> _Exercise details_:
Locate and copy each line in the data that contains the word "JSON".

## Start Provided data

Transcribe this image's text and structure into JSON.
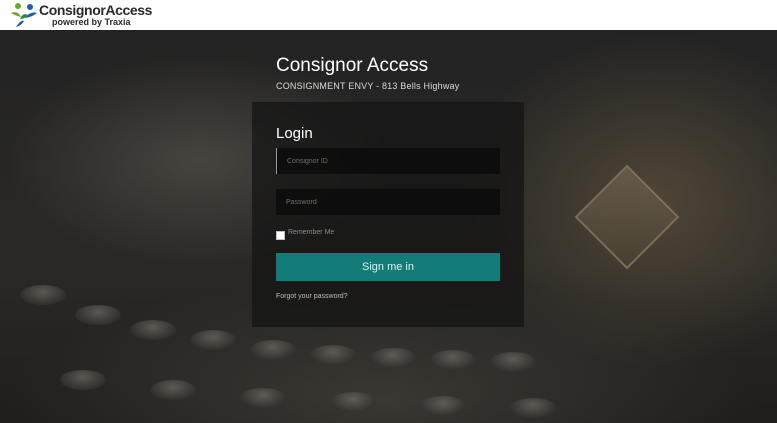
{
  "header": {
    "logo_name": "ConsignorAccess",
    "logo_tagline": "powered by Traxia"
  },
  "brand": {
    "title": "Consignor Access",
    "location": "CONSIGNMENT ENVY - 813 Bells Highway"
  },
  "login": {
    "title": "Login",
    "consignor_id_placeholder": "Consignor ID",
    "consignor_id_value": "",
    "password_placeholder": "Password",
    "password_value": "",
    "remember_label": "Remember Me",
    "remember_checked": false,
    "signin_label": "Sign me in",
    "forgot_label": "Forgot your password?"
  },
  "colors": {
    "button": "#137c78",
    "logo_green": "#6aaa2a",
    "logo_blue": "#1f5fa8"
  }
}
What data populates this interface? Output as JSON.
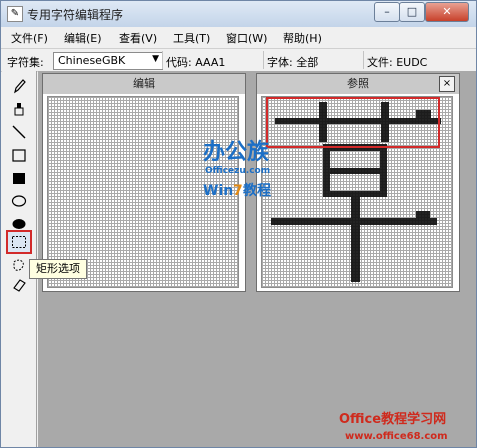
{
  "window": {
    "title": "专用字符编辑程序"
  },
  "titlebar_buttons": {
    "minimize": "–",
    "maximize": "□",
    "close": "✕"
  },
  "menu": [
    "文件(F)",
    "编辑(E)",
    "查看(V)",
    "工具(T)",
    "窗口(W)",
    "帮助(H)"
  ],
  "toolbar": {
    "charset_label": "字符集:",
    "charset_value": "ChineseGBK",
    "code": "代码: AAA1",
    "font": "字体: 全部",
    "file": "文件: EUDC"
  },
  "tools": [
    {
      "name": "pencil-icon"
    },
    {
      "name": "brush-icon"
    },
    {
      "name": "line-icon"
    },
    {
      "name": "hollow-rectangle-icon"
    },
    {
      "name": "filled-rectangle-icon"
    },
    {
      "name": "hollow-ellipse-icon"
    },
    {
      "name": "filled-ellipse-icon"
    },
    {
      "name": "rectangle-select-icon"
    },
    {
      "name": "freeform-select-icon"
    },
    {
      "name": "eraser-icon"
    }
  ],
  "tooltip": "矩形选项",
  "panels": {
    "edit_title": "编辑",
    "reference_title": "参照",
    "reference_close": "×"
  },
  "watermark": {
    "logo_text": "办公族",
    "logo_url": "Officezu.com",
    "logo_sub1": "Win",
    "logo_sub2": "7",
    "logo_sub3": "教程",
    "footer_line1": "Office教程学习网",
    "footer_line2": "www.office68.com"
  },
  "colors": {
    "highlight_red": "#d22a2a",
    "title_gradient_top": "#dfe9f5",
    "workspace": "#a9a9a9",
    "logo_blue": "#1c6fc6",
    "logo_orange": "#e38a12",
    "footer_red": "#cf2a1d"
  }
}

## End Provided data

> _Answer to the problem_:
Transcribe this image's text and structure into JSON.
What data populates this interface? Output as JSON.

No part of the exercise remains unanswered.